Extract the whole listing as it stands. Do not include the pictures.

** START Supplied information **

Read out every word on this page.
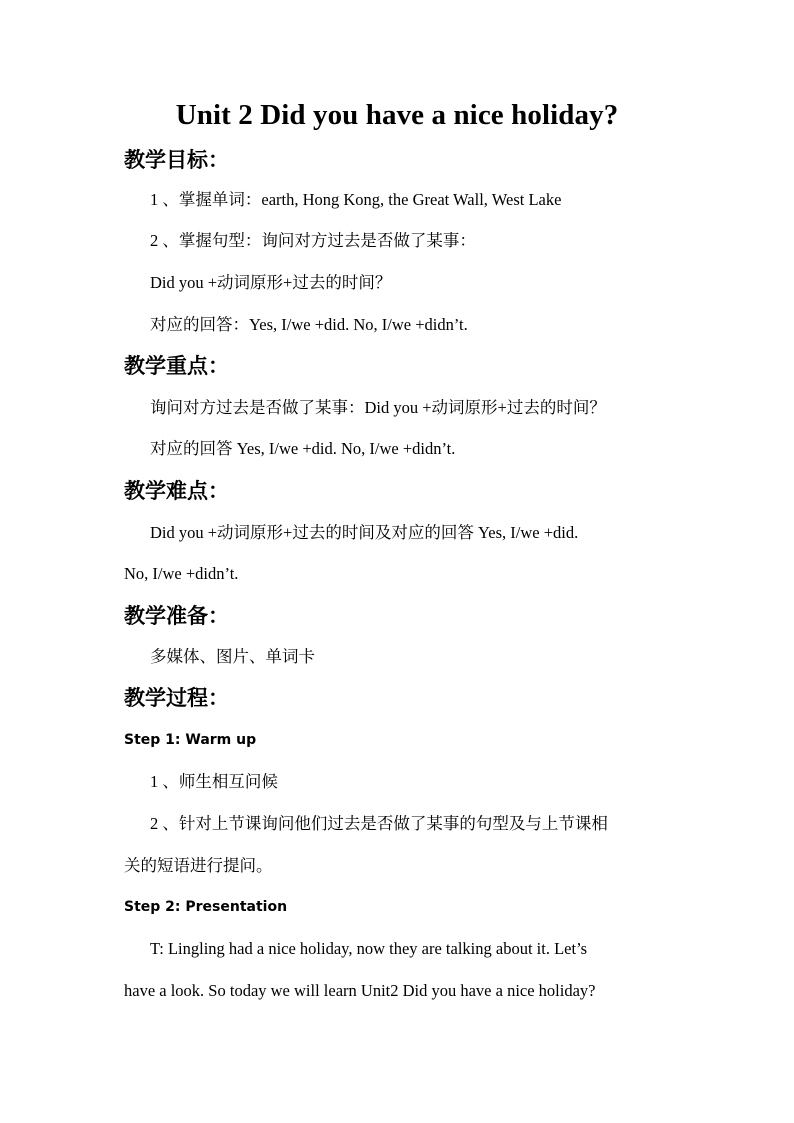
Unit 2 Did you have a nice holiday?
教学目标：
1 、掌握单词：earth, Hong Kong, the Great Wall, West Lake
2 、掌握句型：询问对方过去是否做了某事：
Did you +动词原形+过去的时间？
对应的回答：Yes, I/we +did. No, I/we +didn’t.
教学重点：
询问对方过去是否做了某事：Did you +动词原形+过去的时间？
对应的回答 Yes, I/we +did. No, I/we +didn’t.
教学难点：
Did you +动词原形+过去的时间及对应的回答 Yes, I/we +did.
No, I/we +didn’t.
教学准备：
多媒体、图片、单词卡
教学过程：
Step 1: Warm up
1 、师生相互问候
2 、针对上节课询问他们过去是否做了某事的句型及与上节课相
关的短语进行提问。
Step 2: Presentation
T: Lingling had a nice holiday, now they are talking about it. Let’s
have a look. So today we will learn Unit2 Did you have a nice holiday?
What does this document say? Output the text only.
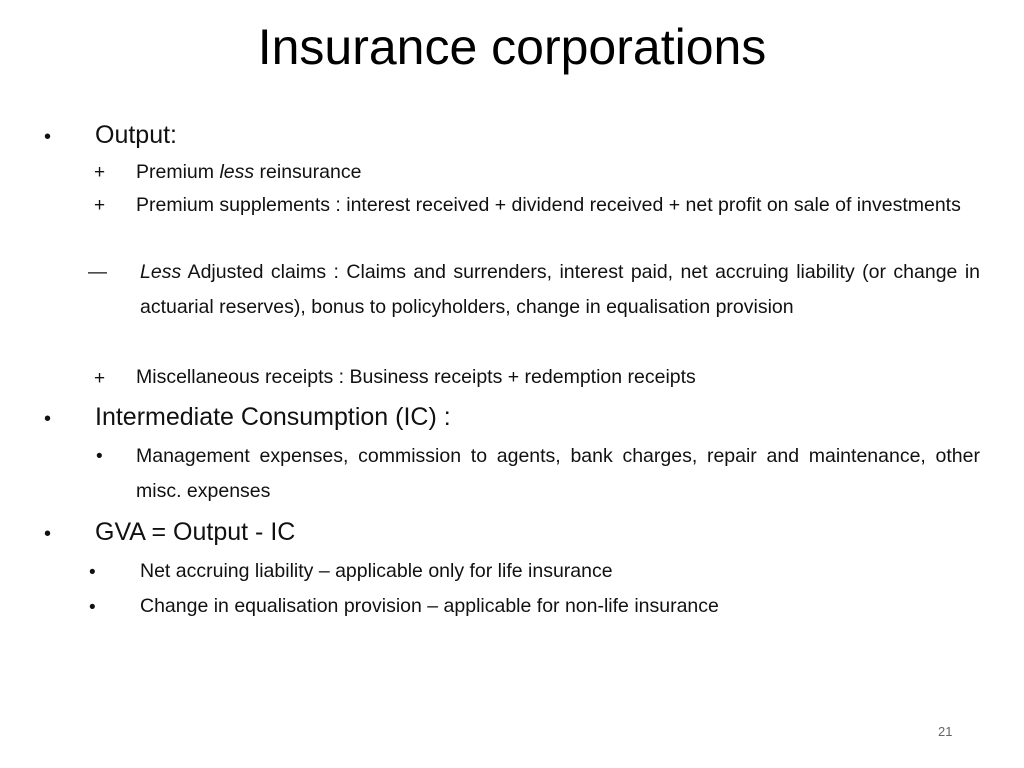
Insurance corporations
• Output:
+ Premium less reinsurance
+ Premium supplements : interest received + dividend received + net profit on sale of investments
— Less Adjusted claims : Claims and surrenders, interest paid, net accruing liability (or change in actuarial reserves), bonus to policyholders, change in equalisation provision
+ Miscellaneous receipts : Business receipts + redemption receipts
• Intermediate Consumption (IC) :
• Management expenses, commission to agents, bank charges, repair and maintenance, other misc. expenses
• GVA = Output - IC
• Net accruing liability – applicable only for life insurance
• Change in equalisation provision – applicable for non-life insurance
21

** END Supplied information **

» **Result for this exercise**
Read out every word on this page.
Unit 2 Did you have a nice holiday?
教学目标：
1 、掌握单词：earth, Hong Kong, the Great Wall, West Lake
2 、掌握句型：询问对方过去是否做了某事：
Did you +动词原形+过去的时间？
对应的回答：Yes, I/we +did. No, I/we +didn’t.
教学重点：
询问对方过去是否做了某事：Did you +动词原形+过去的时间？
对应的回答 Yes, I/we +did. No, I/we +didn’t.
教学难点：
Did you +动词原形+过去的时间及对应的回答 Yes, I/we +did.
No, I/we +didn’t.
教学准备：
多媒体、图片、单词卡
教学过程：
Step 1: Warm up
1 、师生相互问候
2 、针对上节课询问他们过去是否做了某事的句型及与上节课相
关的短语进行提问。
Step 2: Presentation
T: Lingling had a nice holiday, now they are talking about it. Let’s
have a look. So today we will learn Unit2 Did you have a nice holiday?
What does this document say? Output the text only.
Insurance corporations
• Output:
+ Premium less reinsurance
+ Premium supplements : interest received + dividend received + net profit on sale of investments
— Less Adjusted claims : Claims and surrenders, interest paid, net accruing liability (or change in actuarial reserves), bonus to policyholders, change in equalisation provision
+ Miscellaneous receipts : Business receipts + redemption receipts
• Intermediate Consumption (IC) :
• Management expenses, commission to agents, bank charges, repair and maintenance, other misc. expenses
• GVA = Output - IC
• Net accruing liability – applicable only for life insurance
• Change in equalisation provision – applicable for non-life insurance
21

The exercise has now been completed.